— start —
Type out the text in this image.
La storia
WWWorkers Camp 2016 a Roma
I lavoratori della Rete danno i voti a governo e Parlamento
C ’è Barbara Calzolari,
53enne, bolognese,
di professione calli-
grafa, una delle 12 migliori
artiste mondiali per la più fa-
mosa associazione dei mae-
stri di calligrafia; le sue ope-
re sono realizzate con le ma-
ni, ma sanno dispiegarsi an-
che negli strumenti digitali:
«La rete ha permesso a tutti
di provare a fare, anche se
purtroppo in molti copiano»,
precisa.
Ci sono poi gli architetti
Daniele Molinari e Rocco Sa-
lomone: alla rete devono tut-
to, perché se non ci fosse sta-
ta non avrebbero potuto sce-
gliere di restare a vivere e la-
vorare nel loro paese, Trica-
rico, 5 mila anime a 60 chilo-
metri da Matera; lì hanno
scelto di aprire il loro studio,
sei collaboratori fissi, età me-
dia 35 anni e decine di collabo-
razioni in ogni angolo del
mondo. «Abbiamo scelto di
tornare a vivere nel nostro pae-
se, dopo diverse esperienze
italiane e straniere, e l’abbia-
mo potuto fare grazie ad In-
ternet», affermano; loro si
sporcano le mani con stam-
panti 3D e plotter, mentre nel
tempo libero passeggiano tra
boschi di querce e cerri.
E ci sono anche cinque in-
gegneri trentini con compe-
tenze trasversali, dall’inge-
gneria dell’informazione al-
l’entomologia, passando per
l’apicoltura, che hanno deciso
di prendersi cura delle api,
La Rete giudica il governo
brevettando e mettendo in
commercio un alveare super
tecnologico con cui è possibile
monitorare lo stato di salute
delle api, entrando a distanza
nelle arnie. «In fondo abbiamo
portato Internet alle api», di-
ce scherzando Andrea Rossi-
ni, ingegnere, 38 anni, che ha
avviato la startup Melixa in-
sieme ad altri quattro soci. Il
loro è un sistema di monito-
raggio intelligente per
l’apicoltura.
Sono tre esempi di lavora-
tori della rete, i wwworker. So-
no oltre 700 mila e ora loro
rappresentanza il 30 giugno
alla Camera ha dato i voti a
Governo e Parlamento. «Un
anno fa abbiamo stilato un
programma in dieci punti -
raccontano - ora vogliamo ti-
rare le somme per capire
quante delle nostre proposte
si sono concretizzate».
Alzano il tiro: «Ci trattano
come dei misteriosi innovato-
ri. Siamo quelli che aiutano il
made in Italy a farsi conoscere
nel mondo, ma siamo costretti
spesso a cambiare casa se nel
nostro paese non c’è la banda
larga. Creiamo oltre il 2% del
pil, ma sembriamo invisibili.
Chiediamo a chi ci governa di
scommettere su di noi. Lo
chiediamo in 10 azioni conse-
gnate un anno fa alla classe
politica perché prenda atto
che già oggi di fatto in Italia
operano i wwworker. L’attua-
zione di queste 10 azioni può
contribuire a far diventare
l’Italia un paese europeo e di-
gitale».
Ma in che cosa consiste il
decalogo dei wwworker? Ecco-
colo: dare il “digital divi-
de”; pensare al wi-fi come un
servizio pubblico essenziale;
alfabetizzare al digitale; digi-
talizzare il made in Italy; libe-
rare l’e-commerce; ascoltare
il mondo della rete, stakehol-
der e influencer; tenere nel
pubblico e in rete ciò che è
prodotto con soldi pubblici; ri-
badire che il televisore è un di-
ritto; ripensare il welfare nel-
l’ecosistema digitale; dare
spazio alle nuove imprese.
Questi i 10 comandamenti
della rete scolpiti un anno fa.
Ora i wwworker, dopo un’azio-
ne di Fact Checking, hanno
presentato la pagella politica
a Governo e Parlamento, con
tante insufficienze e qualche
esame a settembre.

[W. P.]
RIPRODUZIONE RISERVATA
— end —
- **OBJECTIVE**: Give the records above again, word for word.

- **COMPLETE OUTPUT**:
Type out the text in this image.
La storia
WWWorkers Camp 2016 a Roma
I lavoratori della Rete danno i voti a governo e Parlamento
C ’è Barbara Calzolari,
53enne, bolognese,
di professione calli-
grafa, una delle 12 migliori
artiste mondiali per la più fa-
mosa associazione dei mae-
stri di calligrafia; le sue ope-
re sono realizzate con le ma-
ni, ma sanno dispiegarsi an-
che negli strumenti digitali:
«La rete ha permesso a tutti
di provare a fare, anche se
purtroppo in molti copiano»,
precisa.
Ci sono poi gli architetti
Daniele Molinari e Rocco Sa-
lomone: alla rete devono tut-
to, perché se non ci fosse sta-
ta non avrebbero potuto sce-
gliere di restare a vivere e la-
vorare nel loro paese, Trica-
rico, 5 mila anime a 60 chilo-
metri da Matera; lì hanno
scelto di aprire il loro studio,
sei collaboratori fissi, età me-
dia 35 anni e decine di collabo-
razioni in ogni angolo del
mondo. «Abbiamo scelto di
tornare a vivere nel nostro pae-
se, dopo diverse esperienze
italiane e straniere, e l’abbia-
mo potuto fare grazie ad In-
ternet», affermano; loro si
sporcano le mani con stam-
panti 3D e plotter, mentre nel
tempo libero passeggiano tra
boschi di querce e cerri.
E ci sono anche cinque in-
gegneri trentini con compe-
tenze trasversali, dall’inge-
gneria dell’informazione al-
l’entomologia, passando per
l’apicoltura, che hanno deciso
di prendersi cura delle api,
La Rete giudica il governo
brevettando e mettendo in
commercio un alveare super
tecnologico con cui è possibile
monitorare lo stato di salute
delle api, entrando a distanza
nelle arnie. «In fondo abbiamo
portato Internet alle api», di-
ce scherzando Andrea Rossi-
ni, ingegnere, 38 anni, che ha
avviato la startup Melixa in-
sieme ad altri quattro soci. Il
loro è un sistema di monito-
raggio intelligente per
l’apicoltura.
Sono tre esempi di lavora-
tori della rete, i wwworker. So-
no oltre 700 mila e ora loro
rappresentanza il 30 giugno
alla Camera ha dato i voti a
Governo e Parlamento. «Un
anno fa abbiamo stilato un
programma in dieci punti -
raccontano - ora vogliamo ti-
rare le somme per capire
quante delle nostre proposte
si sono concretizzate».
Alzano il tiro: «Ci trattano
come dei misteriosi innovato-
ri. Siamo quelli che aiutano il
made in Italy a farsi conoscere
nel mondo, ma siamo costretti
spesso a cambiare casa se nel
nostro paese non c’è la banda
larga. Creiamo oltre il 2% del
pil, ma sembriamo invisibili.
Chiediamo a chi ci governa di
scommettere su di noi. Lo
chiediamo in 10 azioni conse-
gnate un anno fa alla classe
politica perché prenda atto
che già oggi di fatto in Italia
operano i wwworker. L’attua-
zione di queste 10 azioni può
contribuire a far diventare
l’Italia un paese europeo e di-
gitale».
Ma in che cosa consiste il
decalogo dei wwworker? Ecco-
colo: dare il “digital divi-
de”; pensare al wi-fi come un
servizio pubblico essenziale;
alfabetizzare al digitale; digi-
talizzare il made in Italy; libe-
rare l’e-commerce; ascoltare
il mondo della rete, stakehol-
der e influencer; tenere nel
pubblico e in rete ciò che è
prodotto con soldi pubblici; ri-
badire che il televisore è un di-
ritto; ripensare il welfare nel-
l’ecosistema digitale; dare
spazio alle nuove imprese.
Questi i 10 comandamenti
della rete scolpiti un anno fa.
Ora i wwworker, dopo un’azio-
ne di Fact Checking, hanno
presentato la pagella politica
a Governo e Parlamento, con
tante insufficienze e qualche
esame a settembre.

[W. P.]
RIPRODUZIONE RISERVATA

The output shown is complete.